[begin Dataset records]
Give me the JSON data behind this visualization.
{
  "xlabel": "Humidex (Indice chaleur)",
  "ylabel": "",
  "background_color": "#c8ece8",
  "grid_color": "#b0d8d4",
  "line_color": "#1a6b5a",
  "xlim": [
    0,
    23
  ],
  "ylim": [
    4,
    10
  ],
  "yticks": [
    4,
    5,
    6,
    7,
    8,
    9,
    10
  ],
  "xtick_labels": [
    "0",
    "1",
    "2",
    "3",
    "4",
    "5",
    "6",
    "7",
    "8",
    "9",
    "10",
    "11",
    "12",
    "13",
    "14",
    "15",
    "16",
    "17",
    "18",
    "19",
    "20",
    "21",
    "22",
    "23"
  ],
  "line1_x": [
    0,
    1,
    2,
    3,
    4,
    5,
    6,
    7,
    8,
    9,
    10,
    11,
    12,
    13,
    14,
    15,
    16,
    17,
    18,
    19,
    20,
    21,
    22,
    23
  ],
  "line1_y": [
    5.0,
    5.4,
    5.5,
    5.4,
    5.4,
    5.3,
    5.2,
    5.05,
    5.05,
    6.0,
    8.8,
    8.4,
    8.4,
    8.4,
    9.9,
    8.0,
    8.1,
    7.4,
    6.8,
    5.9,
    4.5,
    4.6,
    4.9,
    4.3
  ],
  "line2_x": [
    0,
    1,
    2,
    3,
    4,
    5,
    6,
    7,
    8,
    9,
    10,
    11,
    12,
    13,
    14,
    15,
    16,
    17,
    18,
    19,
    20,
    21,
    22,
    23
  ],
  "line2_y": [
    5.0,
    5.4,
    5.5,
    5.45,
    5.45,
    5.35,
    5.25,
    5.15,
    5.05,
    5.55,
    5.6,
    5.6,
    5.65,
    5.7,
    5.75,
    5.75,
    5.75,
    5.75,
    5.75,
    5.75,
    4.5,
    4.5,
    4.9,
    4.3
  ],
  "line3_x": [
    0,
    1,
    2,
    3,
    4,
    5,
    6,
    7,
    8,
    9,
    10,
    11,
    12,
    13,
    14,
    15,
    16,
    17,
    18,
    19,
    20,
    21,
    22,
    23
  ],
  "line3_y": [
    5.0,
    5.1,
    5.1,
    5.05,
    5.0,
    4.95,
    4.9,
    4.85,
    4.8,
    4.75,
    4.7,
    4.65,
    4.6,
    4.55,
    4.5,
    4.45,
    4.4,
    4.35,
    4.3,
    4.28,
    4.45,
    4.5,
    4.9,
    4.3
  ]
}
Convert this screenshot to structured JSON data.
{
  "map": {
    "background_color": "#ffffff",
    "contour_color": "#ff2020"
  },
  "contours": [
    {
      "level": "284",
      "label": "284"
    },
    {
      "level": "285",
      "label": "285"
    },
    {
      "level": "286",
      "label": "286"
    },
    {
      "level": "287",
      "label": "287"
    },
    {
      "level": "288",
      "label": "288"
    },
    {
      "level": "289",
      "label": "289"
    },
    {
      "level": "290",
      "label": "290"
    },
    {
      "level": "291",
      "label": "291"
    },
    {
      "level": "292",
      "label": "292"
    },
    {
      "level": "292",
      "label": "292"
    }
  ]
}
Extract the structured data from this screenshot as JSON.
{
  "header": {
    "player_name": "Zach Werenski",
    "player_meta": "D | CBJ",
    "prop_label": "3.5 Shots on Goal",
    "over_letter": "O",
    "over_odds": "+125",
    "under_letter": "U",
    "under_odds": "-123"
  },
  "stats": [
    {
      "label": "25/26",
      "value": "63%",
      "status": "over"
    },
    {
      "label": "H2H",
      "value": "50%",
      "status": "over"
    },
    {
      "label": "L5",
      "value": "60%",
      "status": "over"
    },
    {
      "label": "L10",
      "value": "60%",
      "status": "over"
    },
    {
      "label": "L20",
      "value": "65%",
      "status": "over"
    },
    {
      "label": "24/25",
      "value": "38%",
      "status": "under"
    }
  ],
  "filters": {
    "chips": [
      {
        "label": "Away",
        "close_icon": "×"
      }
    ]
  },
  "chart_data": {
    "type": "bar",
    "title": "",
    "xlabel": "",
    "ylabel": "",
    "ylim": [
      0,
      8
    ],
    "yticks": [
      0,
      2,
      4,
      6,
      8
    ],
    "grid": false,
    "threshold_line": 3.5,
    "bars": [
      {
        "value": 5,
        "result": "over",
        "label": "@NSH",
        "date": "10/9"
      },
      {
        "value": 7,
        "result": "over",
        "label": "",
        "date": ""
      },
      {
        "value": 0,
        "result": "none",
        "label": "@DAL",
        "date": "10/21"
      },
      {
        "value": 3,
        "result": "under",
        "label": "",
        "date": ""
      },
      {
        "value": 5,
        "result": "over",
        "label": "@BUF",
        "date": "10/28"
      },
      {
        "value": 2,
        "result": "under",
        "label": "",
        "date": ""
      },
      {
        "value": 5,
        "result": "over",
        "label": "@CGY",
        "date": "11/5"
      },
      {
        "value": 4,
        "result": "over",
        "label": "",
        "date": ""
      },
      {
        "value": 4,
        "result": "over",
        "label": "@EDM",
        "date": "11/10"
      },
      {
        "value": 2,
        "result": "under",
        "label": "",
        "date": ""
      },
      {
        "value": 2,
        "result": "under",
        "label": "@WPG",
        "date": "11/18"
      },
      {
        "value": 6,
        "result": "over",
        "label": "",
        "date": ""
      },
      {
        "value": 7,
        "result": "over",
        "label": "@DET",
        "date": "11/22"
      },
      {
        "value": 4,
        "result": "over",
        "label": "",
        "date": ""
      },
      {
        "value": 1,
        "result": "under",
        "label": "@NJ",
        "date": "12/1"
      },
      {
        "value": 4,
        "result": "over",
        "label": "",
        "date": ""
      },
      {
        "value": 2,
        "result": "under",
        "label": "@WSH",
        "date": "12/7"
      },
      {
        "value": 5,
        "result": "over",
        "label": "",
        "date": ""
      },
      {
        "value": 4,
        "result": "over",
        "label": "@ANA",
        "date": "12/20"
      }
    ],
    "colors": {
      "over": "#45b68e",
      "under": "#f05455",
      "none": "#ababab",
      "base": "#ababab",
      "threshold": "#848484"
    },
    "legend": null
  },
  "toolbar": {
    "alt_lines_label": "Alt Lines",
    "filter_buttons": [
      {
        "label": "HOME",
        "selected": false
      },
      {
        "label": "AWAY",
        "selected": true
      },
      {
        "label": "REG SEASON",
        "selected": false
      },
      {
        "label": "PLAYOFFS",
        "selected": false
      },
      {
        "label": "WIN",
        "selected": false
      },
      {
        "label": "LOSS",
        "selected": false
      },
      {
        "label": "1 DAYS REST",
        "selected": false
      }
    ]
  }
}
[end Dataset records]
__Task directions__
Above are some records; repeat all of them exactly.

__Response__
Give me the JSON data behind this visualization.
{
  "xlabel": "Humidex (Indice chaleur)",
  "ylabel": "",
  "background_color": "#c8ece8",
  "grid_color": "#b0d8d4",
  "line_color": "#1a6b5a",
  "xlim": [
    0,
    23
  ],
  "ylim": [
    4,
    10
  ],
  "yticks": [
    4,
    5,
    6,
    7,
    8,
    9,
    10
  ],
  "xtick_labels": [
    "0",
    "1",
    "2",
    "3",
    "4",
    "5",
    "6",
    "7",
    "8",
    "9",
    "10",
    "11",
    "12",
    "13",
    "14",
    "15",
    "16",
    "17",
    "18",
    "19",
    "20",
    "21",
    "22",
    "23"
  ],
  "line1_x": [
    0,
    1,
    2,
    3,
    4,
    5,
    6,
    7,
    8,
    9,
    10,
    11,
    12,
    13,
    14,
    15,
    16,
    17,
    18,
    19,
    20,
    21,
    22,
    23
  ],
  "line1_y": [
    5.0,
    5.4,
    5.5,
    5.4,
    5.4,
    5.3,
    5.2,
    5.05,
    5.05,
    6.0,
    8.8,
    8.4,
    8.4,
    8.4,
    9.9,
    8.0,
    8.1,
    7.4,
    6.8,
    5.9,
    4.5,
    4.6,
    4.9,
    4.3
  ],
  "line2_x": [
    0,
    1,
    2,
    3,
    4,
    5,
    6,
    7,
    8,
    9,
    10,
    11,
    12,
    13,
    14,
    15,
    16,
    17,
    18,
    19,
    20,
    21,
    22,
    23
  ],
  "line2_y": [
    5.0,
    5.4,
    5.5,
    5.45,
    5.45,
    5.35,
    5.25,
    5.15,
    5.05,
    5.55,
    5.6,
    5.6,
    5.65,
    5.7,
    5.75,
    5.75,
    5.75,
    5.75,
    5.75,
    5.75,
    4.5,
    4.5,
    4.9,
    4.3
  ],
  "line3_x": [
    0,
    1,
    2,
    3,
    4,
    5,
    6,
    7,
    8,
    9,
    10,
    11,
    12,
    13,
    14,
    15,
    16,
    17,
    18,
    19,
    20,
    21,
    22,
    23
  ],
  "line3_y": [
    5.0,
    5.1,
    5.1,
    5.05,
    5.0,
    4.95,
    4.9,
    4.85,
    4.8,
    4.75,
    4.7,
    4.65,
    4.6,
    4.55,
    4.5,
    4.45,
    4.4,
    4.35,
    4.3,
    4.28,
    4.45,
    4.5,
    4.9,
    4.3
  ]
}
Convert this screenshot to structured JSON data.
{
  "map": {
    "background_color": "#ffffff",
    "contour_color": "#ff2020"
  },
  "contours": [
    {
      "level": "284",
      "label": "284"
    },
    {
      "level": "285",
      "label": "285"
    },
    {
      "level": "286",
      "label": "286"
    },
    {
      "level": "287",
      "label": "287"
    },
    {
      "level": "288",
      "label": "288"
    },
    {
      "level": "289",
      "label": "289"
    },
    {
      "level": "290",
      "label": "290"
    },
    {
      "level": "291",
      "label": "291"
    },
    {
      "level": "292",
      "label": "292"
    },
    {
      "level": "292",
      "label": "292"
    }
  ]
}
Extract the structured data from this screenshot as JSON.
{
  "header": {
    "player_name": "Zach Werenski",
    "player_meta": "D | CBJ",
    "prop_label": "3.5 Shots on Goal",
    "over_letter": "O",
    "over_odds": "+125",
    "under_letter": "U",
    "under_odds": "-123"
  },
  "stats": [
    {
      "label": "25/26",
      "value": "63%",
      "status": "over"
    },
    {
      "label": "H2H",
      "value": "50%",
      "status": "over"
    },
    {
      "label": "L5",
      "value": "60%",
      "status": "over"
    },
    {
      "label": "L10",
      "value": "60%",
      "status": "over"
    },
    {
      "label": "L20",
      "value": "65%",
      "status": "over"
    },
    {
      "label": "24/25",
      "value": "38%",
      "status": "under"
    }
  ],
  "filters": {
    "chips": [
      {
        "label": "Away",
        "close_icon": "×"
      }
    ]
  },
  "chart_data": {
    "type": "bar",
    "title": "",
    "xlabel": "",
    "ylabel": "",
    "ylim": [
      0,
      8
    ],
    "yticks": [
      0,
      2,
      4,
      6,
      8
    ],
    "grid": false,
    "threshold_line": 3.5,
    "bars": [
      {
        "value": 5,
        "result": "over",
        "label": "@NSH",
        "date": "10/9"
      },
      {
        "value": 7,
        "result": "over",
        "label": "",
        "date": ""
      },
      {
        "value": 0,
        "result": "none",
        "label": "@DAL",
        "date": "10/21"
      },
      {
        "value": 3,
        "result": "under",
        "label": "",
        "date": ""
      },
      {
        "value": 5,
        "result": "over",
        "label": "@BUF",
        "date": "10/28"
      },
      {
        "value": 2,
        "result": "under",
        "label": "",
        "date": ""
      },
      {
        "value": 5,
        "result": "over",
        "label": "@CGY",
        "date": "11/5"
      },
      {
        "value": 4,
        "result": "over",
        "label": "",
        "date": ""
      },
      {
        "value": 4,
        "result": "over",
        "label": "@EDM",
        "date": "11/10"
      },
      {
        "value": 2,
        "result": "under",
        "label": "",
        "date": ""
      },
      {
        "value": 2,
        "result": "under",
        "label": "@WPG",
        "date": "11/18"
      },
      {
        "value": 6,
        "result": "over",
        "label": "",
        "date": ""
      },
      {
        "value": 7,
        "result": "over",
        "label": "@DET",
        "date": "11/22"
      },
      {
        "value": 4,
        "result": "over",
        "label": "",
        "date": ""
      },
      {
        "value": 1,
        "result": "under",
        "label": "@NJ",
        "date": "12/1"
      },
      {
        "value": 4,
        "result": "over",
        "label": "",
        "date": ""
      },
      {
        "value": 2,
        "result": "under",
        "label": "@WSH",
        "date": "12/7"
      },
      {
        "value": 5,
        "result": "over",
        "label": "",
        "date": ""
      },
      {
        "value": 4,
        "result": "over",
        "label": "@ANA",
        "date": "12/20"
      }
    ],
    "colors": {
      "over": "#45b68e",
      "under": "#f05455",
      "none": "#ababab",
      "base": "#ababab",
      "threshold": "#848484"
    },
    "legend": null
  },
  "toolbar": {
    "alt_lines_label": "Alt Lines",
    "filter_buttons": [
      {
        "label": "HOME",
        "selected": false
      },
      {
        "label": "AWAY",
        "selected": true
      },
      {
        "label": "REG SEASON",
        "selected": false
      },
      {
        "label": "PLAYOFFS",
        "selected": false
      },
      {
        "label": "WIN",
        "selected": false
      },
      {
        "label": "LOSS",
        "selected": false
      },
      {
        "label": "1 DAYS REST",
        "selected": false
      }
    ]
  }
}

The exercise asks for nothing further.